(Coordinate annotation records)

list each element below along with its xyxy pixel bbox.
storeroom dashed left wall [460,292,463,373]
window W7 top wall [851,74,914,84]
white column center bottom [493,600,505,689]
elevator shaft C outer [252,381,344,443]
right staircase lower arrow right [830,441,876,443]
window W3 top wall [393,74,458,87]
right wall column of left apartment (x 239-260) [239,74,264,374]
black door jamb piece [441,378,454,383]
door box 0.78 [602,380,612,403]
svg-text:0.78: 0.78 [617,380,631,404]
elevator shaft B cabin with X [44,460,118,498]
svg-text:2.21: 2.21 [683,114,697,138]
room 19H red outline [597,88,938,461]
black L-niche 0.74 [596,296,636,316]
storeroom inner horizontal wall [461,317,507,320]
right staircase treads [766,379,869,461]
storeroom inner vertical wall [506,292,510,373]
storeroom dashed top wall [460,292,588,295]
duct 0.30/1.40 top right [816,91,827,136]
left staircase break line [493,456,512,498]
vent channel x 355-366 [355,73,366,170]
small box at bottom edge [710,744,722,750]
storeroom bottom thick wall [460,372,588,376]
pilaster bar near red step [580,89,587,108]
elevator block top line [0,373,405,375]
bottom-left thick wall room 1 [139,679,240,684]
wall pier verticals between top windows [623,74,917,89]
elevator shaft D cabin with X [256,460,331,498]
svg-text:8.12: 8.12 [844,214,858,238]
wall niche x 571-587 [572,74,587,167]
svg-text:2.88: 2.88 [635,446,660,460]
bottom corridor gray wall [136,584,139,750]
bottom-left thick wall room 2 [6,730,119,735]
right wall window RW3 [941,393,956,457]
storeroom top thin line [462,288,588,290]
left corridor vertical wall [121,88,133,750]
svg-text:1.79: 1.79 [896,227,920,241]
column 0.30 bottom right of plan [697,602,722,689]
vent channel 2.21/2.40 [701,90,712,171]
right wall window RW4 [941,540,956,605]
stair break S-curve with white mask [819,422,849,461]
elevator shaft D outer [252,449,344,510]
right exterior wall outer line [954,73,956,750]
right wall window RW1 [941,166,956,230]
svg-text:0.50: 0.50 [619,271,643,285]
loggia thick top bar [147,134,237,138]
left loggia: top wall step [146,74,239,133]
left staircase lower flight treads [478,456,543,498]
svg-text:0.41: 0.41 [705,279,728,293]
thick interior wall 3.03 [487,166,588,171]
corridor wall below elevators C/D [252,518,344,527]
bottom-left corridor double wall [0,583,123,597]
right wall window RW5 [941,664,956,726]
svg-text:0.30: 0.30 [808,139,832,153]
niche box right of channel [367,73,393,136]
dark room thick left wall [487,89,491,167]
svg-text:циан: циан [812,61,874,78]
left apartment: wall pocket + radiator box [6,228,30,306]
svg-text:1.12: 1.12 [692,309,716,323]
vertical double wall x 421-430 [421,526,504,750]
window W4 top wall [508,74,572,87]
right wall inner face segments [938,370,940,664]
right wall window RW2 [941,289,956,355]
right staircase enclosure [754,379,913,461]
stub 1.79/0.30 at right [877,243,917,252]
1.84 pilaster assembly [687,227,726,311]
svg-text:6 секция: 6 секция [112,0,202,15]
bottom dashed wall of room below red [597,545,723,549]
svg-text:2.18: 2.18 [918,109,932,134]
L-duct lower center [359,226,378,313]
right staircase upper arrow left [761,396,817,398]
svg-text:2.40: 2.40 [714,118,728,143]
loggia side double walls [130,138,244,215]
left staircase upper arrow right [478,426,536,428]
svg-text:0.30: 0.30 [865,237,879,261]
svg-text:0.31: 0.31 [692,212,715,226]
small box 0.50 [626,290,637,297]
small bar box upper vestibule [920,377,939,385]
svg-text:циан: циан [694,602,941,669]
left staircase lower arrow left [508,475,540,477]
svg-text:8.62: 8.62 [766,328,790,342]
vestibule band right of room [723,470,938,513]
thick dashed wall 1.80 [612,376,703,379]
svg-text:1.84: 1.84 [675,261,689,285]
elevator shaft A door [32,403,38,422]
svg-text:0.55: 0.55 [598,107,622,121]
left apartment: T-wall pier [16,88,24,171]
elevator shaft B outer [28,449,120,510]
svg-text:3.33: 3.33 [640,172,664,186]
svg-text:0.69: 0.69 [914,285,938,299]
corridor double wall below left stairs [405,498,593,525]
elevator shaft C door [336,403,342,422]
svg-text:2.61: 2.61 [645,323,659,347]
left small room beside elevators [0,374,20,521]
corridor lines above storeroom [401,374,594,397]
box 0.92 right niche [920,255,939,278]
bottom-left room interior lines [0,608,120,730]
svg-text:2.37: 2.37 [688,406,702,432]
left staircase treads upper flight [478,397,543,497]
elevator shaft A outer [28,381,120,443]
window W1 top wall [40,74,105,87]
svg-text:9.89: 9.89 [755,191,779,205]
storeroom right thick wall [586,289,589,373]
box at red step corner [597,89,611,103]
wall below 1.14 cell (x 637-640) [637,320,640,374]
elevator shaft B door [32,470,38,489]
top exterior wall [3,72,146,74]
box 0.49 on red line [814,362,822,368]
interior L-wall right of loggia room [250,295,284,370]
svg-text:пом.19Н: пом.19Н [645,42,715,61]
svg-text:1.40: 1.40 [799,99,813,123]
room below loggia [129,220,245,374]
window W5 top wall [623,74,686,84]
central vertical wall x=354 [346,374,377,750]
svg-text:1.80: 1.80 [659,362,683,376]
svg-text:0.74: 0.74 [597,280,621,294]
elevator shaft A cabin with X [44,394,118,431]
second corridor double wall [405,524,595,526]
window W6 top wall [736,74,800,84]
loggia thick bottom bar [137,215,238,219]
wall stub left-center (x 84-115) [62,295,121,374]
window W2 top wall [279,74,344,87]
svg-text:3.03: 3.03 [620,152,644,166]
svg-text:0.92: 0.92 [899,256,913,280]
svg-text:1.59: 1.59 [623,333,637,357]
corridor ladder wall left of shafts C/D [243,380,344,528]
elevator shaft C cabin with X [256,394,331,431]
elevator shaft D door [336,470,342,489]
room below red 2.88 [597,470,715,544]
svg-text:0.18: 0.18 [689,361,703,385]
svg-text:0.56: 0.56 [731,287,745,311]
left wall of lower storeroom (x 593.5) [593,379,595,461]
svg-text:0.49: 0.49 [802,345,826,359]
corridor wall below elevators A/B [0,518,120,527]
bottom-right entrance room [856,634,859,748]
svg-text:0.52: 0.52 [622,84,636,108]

__EXERCISE__:
Set down every line of the material above again, word for word and with no changes.

__FULL SOLUTION__:
list each element below along with its xyxy pixel bbox.
storeroom dashed left wall [460,292,463,373]
window W7 top wall [851,74,914,84]
white column center bottom [493,600,505,689]
elevator shaft C outer [252,381,344,443]
right staircase lower arrow right [830,441,876,443]
window W3 top wall [393,74,458,87]
right wall column of left apartment (x 239-260) [239,74,264,374]
black door jamb piece [441,378,454,383]
door box 0.78 [602,380,612,403]
svg-text:0.78: 0.78 [617,380,631,404]
elevator shaft B cabin with X [44,460,118,498]
svg-text:2.21: 2.21 [683,114,697,138]
room 19H red outline [597,88,938,461]
black L-niche 0.74 [596,296,636,316]
storeroom inner horizontal wall [461,317,507,320]
right staircase treads [766,379,869,461]
storeroom inner vertical wall [506,292,510,373]
storeroom dashed top wall [460,292,588,295]
duct 0.30/1.40 top right [816,91,827,136]
left staircase break line [493,456,512,498]
vent channel x 355-366 [355,73,366,170]
small box at bottom edge [710,744,722,750]
storeroom bottom thick wall [460,372,588,376]
pilaster bar near red step [580,89,587,108]
elevator block top line [0,373,405,375]
bottom-left thick wall room 1 [139,679,240,684]
wall pier verticals between top windows [623,74,917,89]
elevator shaft D cabin with X [256,460,331,498]
svg-text:8.12: 8.12 [844,214,858,238]
wall niche x 571-587 [572,74,587,167]
svg-text:2.88: 2.88 [635,446,660,460]
bottom corridor gray wall [136,584,139,750]
bottom-left thick wall room 2 [6,730,119,735]
right wall window RW3 [941,393,956,457]
storeroom top thin line [462,288,588,290]
left corridor vertical wall [121,88,133,750]
svg-text:1.79: 1.79 [896,227,920,241]
column 0.30 bottom right of plan [697,602,722,689]
vent channel 2.21/2.40 [701,90,712,171]
right wall window RW4 [941,540,956,605]
stair break S-curve with white mask [819,422,849,461]
elevator shaft D outer [252,449,344,510]
right exterior wall outer line [954,73,956,750]
right wall window RW1 [941,166,956,230]
svg-text:0.50: 0.50 [619,271,643,285]
loggia thick top bar [147,134,237,138]
left loggia: top wall step [146,74,239,133]
left staircase lower flight treads [478,456,543,498]
svg-text:0.41: 0.41 [705,279,728,293]
thick interior wall 3.03 [487,166,588,171]
corridor wall below elevators C/D [252,518,344,527]
bottom-left corridor double wall [0,583,123,597]
right wall window RW5 [941,664,956,726]
svg-text:0.30: 0.30 [808,139,832,153]
niche box right of channel [367,73,393,136]
dark room thick left wall [487,89,491,167]
svg-text:циан: циан [812,61,874,78]
left apartment: wall pocket + radiator box [6,228,30,306]
svg-text:1.12: 1.12 [692,309,716,323]
vertical double wall x 421-430 [421,526,504,750]
window W4 top wall [508,74,572,87]
right wall inner face segments [938,370,940,664]
right wall window RW2 [941,289,956,355]
right staircase enclosure [754,379,913,461]
stub 1.79/0.30 at right [877,243,917,252]
1.84 pilaster assembly [687,227,726,311]
svg-text:6 секция: 6 секция [112,0,202,15]
bottom dashed wall of room below red [597,545,723,549]
svg-text:2.18: 2.18 [918,109,932,134]
L-duct lower center [359,226,378,313]
right staircase upper arrow left [761,396,817,398]
svg-text:2.40: 2.40 [714,118,728,143]
loggia side double walls [130,138,244,215]
left staircase upper arrow right [478,426,536,428]
svg-text:0.30: 0.30 [865,237,879,261]
svg-text:0.31: 0.31 [692,212,715,226]
small box 0.50 [626,290,637,297]
small bar box upper vestibule [920,377,939,385]
svg-text:циан: циан [694,602,941,669]
left staircase lower arrow left [508,475,540,477]
svg-text:8.62: 8.62 [766,328,790,342]
vestibule band right of room [723,470,938,513]
thick dashed wall 1.80 [612,376,703,379]
svg-text:1.84: 1.84 [675,261,689,285]
elevator shaft A door [32,403,38,422]
svg-text:0.55: 0.55 [598,107,622,121]
left apartment: T-wall pier [16,88,24,171]
elevator shaft B outer [28,449,120,510]
svg-text:3.33: 3.33 [640,172,664,186]
svg-text:0.69: 0.69 [914,285,938,299]
corridor double wall below left stairs [405,498,593,525]
elevator shaft C door [336,403,342,422]
svg-text:2.61: 2.61 [645,323,659,347]
left small room beside elevators [0,374,20,521]
corridor lines above storeroom [401,374,594,397]
box 0.92 right niche [920,255,939,278]
bottom-left room interior lines [0,608,120,730]
svg-text:2.37: 2.37 [688,406,702,432]
left staircase treads upper flight [478,397,543,497]
elevator shaft A outer [28,381,120,443]
window W1 top wall [40,74,105,87]
svg-text:9.89: 9.89 [755,191,779,205]
storeroom right thick wall [586,289,589,373]
box at red step corner [597,89,611,103]
wall below 1.14 cell (x 637-640) [637,320,640,374]
elevator shaft B door [32,470,38,489]
top exterior wall [3,72,146,74]
box 0.49 on red line [814,362,822,368]
interior L-wall right of loggia room [250,295,284,370]
svg-text:пом.19Н: пом.19Н [645,42,715,61]
svg-text:1.40: 1.40 [799,99,813,123]
room below loggia [129,220,245,374]
window W5 top wall [623,74,686,84]
central vertical wall x=354 [346,374,377,750]
svg-text:1.80: 1.80 [659,362,683,376]
svg-text:0.74: 0.74 [597,280,621,294]
elevator shaft A cabin with X [44,394,118,431]
second corridor double wall [405,524,595,526]
window W6 top wall [736,74,800,84]
loggia thick bottom bar [137,215,238,219]
wall stub left-center (x 84-115) [62,295,121,374]
window W2 top wall [279,74,344,87]
svg-text:3.03: 3.03 [620,152,644,166]
svg-text:0.92: 0.92 [899,256,913,280]
svg-text:1.59: 1.59 [623,333,637,357]
corridor ladder wall left of shafts C/D [243,380,344,528]
elevator shaft C cabin with X [256,394,331,431]
elevator shaft D door [336,470,342,489]
room below red 2.88 [597,470,715,544]
svg-text:0.18: 0.18 [689,361,703,385]
svg-text:0.56: 0.56 [731,287,745,311]
left wall of lower storeroom (x 593.5) [593,379,595,461]
svg-text:0.49: 0.49 [802,345,826,359]
corridor wall below elevators A/B [0,518,120,527]
bottom-right entrance room [856,634,859,748]
svg-text:0.52: 0.52 [622,84,636,108]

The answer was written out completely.